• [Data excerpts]
- - -

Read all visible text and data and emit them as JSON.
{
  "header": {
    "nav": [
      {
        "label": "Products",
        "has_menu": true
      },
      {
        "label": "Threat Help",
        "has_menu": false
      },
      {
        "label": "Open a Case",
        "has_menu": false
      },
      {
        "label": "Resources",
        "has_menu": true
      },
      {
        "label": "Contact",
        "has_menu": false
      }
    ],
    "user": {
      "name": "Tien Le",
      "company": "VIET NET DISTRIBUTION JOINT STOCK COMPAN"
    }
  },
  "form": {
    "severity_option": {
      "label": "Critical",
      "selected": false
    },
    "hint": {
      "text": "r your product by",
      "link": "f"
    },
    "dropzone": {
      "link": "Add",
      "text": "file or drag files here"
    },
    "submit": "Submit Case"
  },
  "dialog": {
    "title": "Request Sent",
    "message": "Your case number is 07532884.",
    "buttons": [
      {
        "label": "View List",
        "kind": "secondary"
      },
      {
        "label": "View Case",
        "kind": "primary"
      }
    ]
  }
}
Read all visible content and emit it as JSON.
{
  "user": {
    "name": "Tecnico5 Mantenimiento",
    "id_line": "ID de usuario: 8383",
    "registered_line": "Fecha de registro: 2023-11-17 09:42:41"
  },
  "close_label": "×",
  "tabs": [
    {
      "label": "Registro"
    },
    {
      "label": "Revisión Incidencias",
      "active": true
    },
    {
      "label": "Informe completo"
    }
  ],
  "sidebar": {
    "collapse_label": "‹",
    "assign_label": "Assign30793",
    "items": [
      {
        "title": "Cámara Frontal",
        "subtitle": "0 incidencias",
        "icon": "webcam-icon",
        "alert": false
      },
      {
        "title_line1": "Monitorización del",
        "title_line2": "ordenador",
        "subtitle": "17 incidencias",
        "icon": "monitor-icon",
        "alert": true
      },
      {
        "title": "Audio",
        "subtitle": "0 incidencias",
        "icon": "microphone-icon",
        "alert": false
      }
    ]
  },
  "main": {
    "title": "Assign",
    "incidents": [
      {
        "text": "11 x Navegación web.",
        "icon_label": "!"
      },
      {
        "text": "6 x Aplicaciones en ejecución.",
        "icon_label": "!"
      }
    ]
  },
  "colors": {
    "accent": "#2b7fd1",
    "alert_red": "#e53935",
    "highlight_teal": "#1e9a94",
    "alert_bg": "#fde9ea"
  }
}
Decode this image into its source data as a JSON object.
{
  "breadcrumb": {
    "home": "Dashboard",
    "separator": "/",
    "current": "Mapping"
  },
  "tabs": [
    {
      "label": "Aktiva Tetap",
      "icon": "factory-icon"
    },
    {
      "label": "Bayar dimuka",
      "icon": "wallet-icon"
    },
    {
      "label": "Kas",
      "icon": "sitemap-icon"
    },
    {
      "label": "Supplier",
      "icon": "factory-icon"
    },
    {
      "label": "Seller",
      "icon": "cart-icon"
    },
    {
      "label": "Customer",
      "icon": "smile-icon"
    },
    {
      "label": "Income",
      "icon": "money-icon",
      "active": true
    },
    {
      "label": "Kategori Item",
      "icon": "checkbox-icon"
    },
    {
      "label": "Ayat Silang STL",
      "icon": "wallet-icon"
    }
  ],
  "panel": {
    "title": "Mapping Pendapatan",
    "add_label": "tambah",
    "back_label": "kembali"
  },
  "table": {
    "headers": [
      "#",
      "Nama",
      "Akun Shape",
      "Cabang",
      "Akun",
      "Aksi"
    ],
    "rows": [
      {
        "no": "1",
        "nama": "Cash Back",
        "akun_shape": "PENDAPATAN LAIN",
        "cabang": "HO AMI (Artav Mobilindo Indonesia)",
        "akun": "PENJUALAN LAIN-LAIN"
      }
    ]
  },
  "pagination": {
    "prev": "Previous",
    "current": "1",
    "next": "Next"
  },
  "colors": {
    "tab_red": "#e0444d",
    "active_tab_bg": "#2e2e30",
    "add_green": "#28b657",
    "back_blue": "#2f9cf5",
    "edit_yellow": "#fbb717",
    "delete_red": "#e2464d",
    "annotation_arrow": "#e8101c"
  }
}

- - -

Print every record above exactly as written.

Read all visible text and data and emit them as JSON.
{
  "header": {
    "nav": [
      {
        "label": "Products",
        "has_menu": true
      },
      {
        "label": "Threat Help",
        "has_menu": false
      },
      {
        "label": "Open a Case",
        "has_menu": false
      },
      {
        "label": "Resources",
        "has_menu": true
      },
      {
        "label": "Contact",
        "has_menu": false
      }
    ],
    "user": {
      "name": "Tien Le",
      "company": "VIET NET DISTRIBUTION JOINT STOCK COMPAN"
    }
  },
  "form": {
    "severity_option": {
      "label": "Critical",
      "selected": false
    },
    "hint": {
      "text": "r your product by",
      "link": "f"
    },
    "dropzone": {
      "link": "Add",
      "text": "file or drag files here"
    },
    "submit": "Submit Case"
  },
  "dialog": {
    "title": "Request Sent",
    "message": "Your case number is 07532884.",
    "buttons": [
      {
        "label": "View List",
        "kind": "secondary"
      },
      {
        "label": "View Case",
        "kind": "primary"
      }
    ]
  }
}
Read all visible content and emit it as JSON.
{
  "user": {
    "name": "Tecnico5 Mantenimiento",
    "id_line": "ID de usuario: 8383",
    "registered_line": "Fecha de registro: 2023-11-17 09:42:41"
  },
  "close_label": "×",
  "tabs": [
    {
      "label": "Registro"
    },
    {
      "label": "Revisión Incidencias",
      "active": true
    },
    {
      "label": "Informe completo"
    }
  ],
  "sidebar": {
    "collapse_label": "‹",
    "assign_label": "Assign30793",
    "items": [
      {
        "title": "Cámara Frontal",
        "subtitle": "0 incidencias",
        "icon": "webcam-icon",
        "alert": false
      },
      {
        "title_line1": "Monitorización del",
        "title_line2": "ordenador",
        "subtitle": "17 incidencias",
        "icon": "monitor-icon",
        "alert": true
      },
      {
        "title": "Audio",
        "subtitle": "0 incidencias",
        "icon": "microphone-icon",
        "alert": false
      }
    ]
  },
  "main": {
    "title": "Assign",
    "incidents": [
      {
        "text": "11 x Navegación web.",
        "icon_label": "!"
      },
      {
        "text": "6 x Aplicaciones en ejecución.",
        "icon_label": "!"
      }
    ]
  },
  "colors": {
    "accent": "#2b7fd1",
    "alert_red": "#e53935",
    "highlight_teal": "#1e9a94",
    "alert_bg": "#fde9ea"
  }
}
Decode this image into its source data as a JSON object.
{
  "breadcrumb": {
    "home": "Dashboard",
    "separator": "/",
    "current": "Mapping"
  },
  "tabs": [
    {
      "label": "Aktiva Tetap",
      "icon": "factory-icon"
    },
    {
      "label": "Bayar dimuka",
      "icon": "wallet-icon"
    },
    {
      "label": "Kas",
      "icon": "sitemap-icon"
    },
    {
      "label": "Supplier",
      "icon": "factory-icon"
    },
    {
      "label": "Seller",
      "icon": "cart-icon"
    },
    {
      "label": "Customer",
      "icon": "smile-icon"
    },
    {
      "label": "Income",
      "icon": "money-icon",
      "active": true
    },
    {
      "label": "Kategori Item",
      "icon": "checkbox-icon"
    },
    {
      "label": "Ayat Silang STL",
      "icon": "wallet-icon"
    }
  ],
  "panel": {
    "title": "Mapping Pendapatan",
    "add_label": "tambah",
    "back_label": "kembali"
  },
  "table": {
    "headers": [
      "#",
      "Nama",
      "Akun Shape",
      "Cabang",
      "Akun",
      "Aksi"
    ],
    "rows": [
      {
        "no": "1",
        "nama": "Cash Back",
        "akun_shape": "PENDAPATAN LAIN",
        "cabang": "HO AMI (Artav Mobilindo Indonesia)",
        "akun": "PENJUALAN LAIN-LAIN"
      }
    ]
  },
  "pagination": {
    "prev": "Previous",
    "current": "1",
    "next": "Next"
  },
  "colors": {
    "tab_red": "#e0444d",
    "active_tab_bg": "#2e2e30",
    "add_green": "#28b657",
    "back_blue": "#2f9cf5",
    "edit_yellow": "#fbb717",
    "delete_red": "#e2464d",
    "annotation_arrow": "#e8101c"
  }
}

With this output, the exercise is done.